■ **PROMPT**: From the listing below, extract every line in which the word "没有课本的乔元贞却考了第一名" appears.

Stored records
***

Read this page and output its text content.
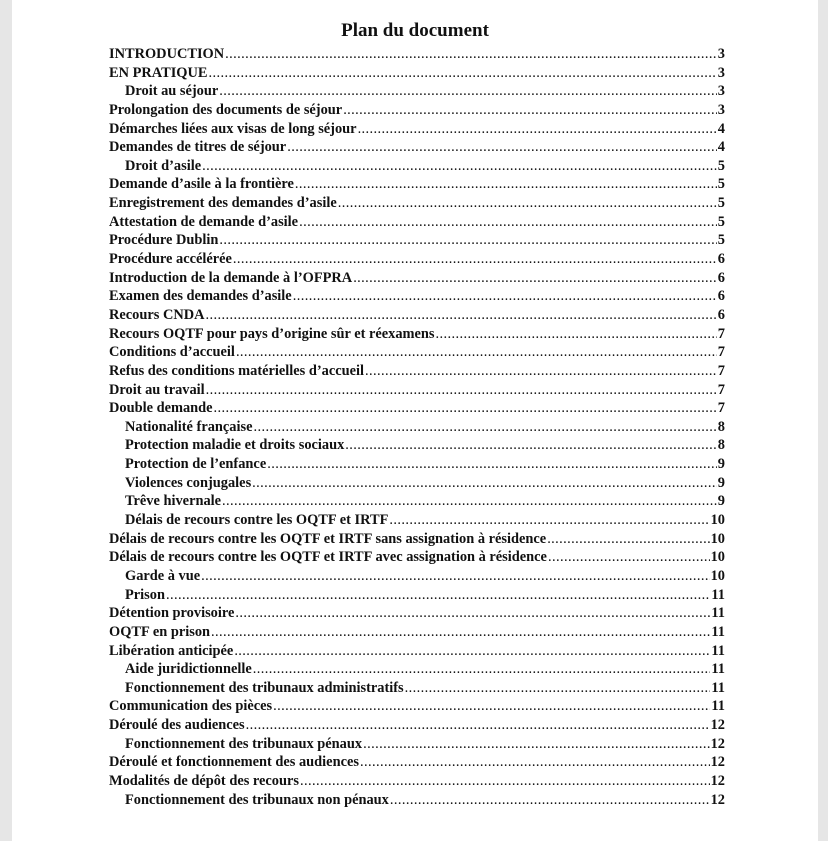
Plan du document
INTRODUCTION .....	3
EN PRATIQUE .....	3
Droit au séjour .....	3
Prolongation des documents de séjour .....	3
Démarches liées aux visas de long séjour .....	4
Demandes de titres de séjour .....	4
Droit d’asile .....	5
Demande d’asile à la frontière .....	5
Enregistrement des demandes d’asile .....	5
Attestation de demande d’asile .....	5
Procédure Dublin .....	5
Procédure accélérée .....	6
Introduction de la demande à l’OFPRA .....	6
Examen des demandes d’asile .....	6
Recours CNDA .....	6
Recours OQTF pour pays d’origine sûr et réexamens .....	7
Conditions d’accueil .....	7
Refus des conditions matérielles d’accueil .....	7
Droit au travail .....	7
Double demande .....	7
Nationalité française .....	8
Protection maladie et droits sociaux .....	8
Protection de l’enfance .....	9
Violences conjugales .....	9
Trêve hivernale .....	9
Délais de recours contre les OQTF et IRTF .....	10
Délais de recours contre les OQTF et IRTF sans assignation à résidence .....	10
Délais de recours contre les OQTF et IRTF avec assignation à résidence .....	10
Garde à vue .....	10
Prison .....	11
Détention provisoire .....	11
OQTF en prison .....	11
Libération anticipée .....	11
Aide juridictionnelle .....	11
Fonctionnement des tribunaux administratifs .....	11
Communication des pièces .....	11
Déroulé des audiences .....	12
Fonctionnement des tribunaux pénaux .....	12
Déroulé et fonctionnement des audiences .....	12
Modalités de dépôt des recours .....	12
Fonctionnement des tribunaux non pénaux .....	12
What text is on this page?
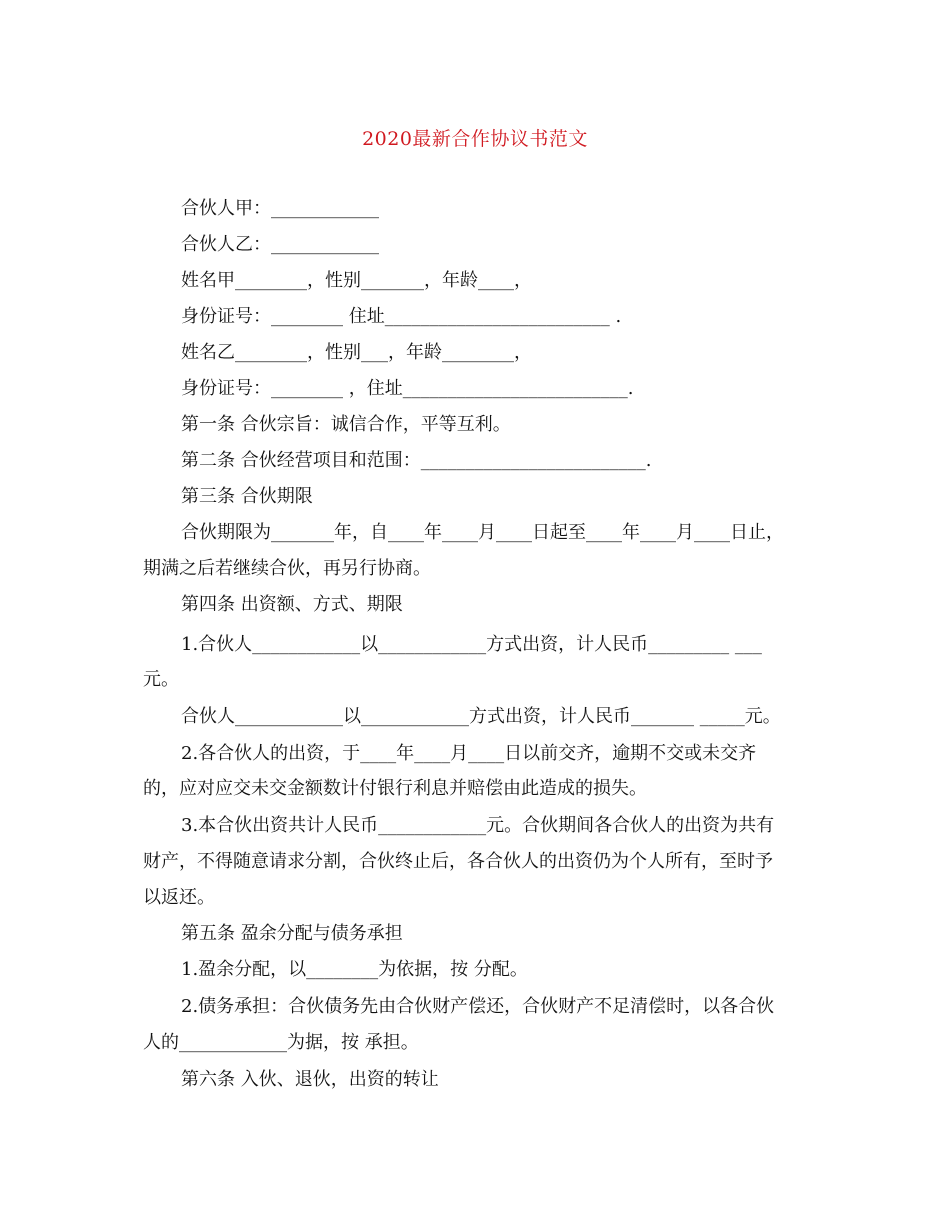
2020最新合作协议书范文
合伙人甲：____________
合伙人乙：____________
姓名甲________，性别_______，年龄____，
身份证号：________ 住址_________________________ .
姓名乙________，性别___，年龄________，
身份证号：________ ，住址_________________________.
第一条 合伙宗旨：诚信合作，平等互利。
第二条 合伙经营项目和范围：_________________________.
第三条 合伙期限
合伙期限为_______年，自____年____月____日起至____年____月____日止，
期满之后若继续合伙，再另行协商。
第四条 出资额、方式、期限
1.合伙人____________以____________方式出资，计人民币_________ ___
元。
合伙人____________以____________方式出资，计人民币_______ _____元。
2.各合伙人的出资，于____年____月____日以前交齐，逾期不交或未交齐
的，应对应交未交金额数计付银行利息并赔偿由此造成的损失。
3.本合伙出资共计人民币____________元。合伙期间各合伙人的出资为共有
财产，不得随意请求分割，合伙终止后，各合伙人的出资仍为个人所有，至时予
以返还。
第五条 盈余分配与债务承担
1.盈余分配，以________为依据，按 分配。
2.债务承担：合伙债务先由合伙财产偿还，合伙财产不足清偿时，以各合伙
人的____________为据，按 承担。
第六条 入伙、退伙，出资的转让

***

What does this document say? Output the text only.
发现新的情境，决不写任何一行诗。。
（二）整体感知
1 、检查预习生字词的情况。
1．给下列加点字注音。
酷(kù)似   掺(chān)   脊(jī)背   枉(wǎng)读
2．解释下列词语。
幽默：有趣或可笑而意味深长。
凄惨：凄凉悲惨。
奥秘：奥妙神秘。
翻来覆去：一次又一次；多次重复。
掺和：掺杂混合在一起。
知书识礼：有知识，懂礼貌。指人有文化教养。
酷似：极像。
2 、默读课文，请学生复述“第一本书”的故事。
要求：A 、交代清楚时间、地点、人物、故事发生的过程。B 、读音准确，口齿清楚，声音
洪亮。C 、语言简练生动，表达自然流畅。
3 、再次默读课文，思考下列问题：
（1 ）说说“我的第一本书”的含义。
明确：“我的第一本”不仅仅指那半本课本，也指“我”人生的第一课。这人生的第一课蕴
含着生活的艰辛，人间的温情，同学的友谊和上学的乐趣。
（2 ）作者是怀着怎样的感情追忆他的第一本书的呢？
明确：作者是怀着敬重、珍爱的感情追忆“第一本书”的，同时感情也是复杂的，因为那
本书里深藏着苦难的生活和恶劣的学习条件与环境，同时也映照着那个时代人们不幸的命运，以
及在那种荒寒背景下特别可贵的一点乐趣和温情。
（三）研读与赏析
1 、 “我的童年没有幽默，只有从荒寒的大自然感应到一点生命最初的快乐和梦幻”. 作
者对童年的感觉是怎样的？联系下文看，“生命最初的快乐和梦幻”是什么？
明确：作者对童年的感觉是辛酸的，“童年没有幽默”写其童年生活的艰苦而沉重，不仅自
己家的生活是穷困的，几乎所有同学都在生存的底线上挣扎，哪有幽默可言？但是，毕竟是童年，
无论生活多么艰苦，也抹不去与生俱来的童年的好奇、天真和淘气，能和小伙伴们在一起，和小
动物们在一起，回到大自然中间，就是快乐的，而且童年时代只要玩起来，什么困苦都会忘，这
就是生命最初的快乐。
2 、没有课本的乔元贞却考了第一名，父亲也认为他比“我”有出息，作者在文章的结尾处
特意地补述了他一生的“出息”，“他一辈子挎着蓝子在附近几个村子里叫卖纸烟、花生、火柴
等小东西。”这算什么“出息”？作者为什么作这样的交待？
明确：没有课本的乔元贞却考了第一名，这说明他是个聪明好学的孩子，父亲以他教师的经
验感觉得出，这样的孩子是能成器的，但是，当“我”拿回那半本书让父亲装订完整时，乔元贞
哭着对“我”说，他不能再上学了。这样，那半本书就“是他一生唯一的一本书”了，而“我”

***

■ **OUTPUT**:
2 、没有课本的乔元贞却考了第一名，父亲也认为他比“我”有出息，作者在文章的结尾处
明确：没有课本的乔元贞却考了第一名，这说明他是个聪明好学的孩子，父亲以他教师的经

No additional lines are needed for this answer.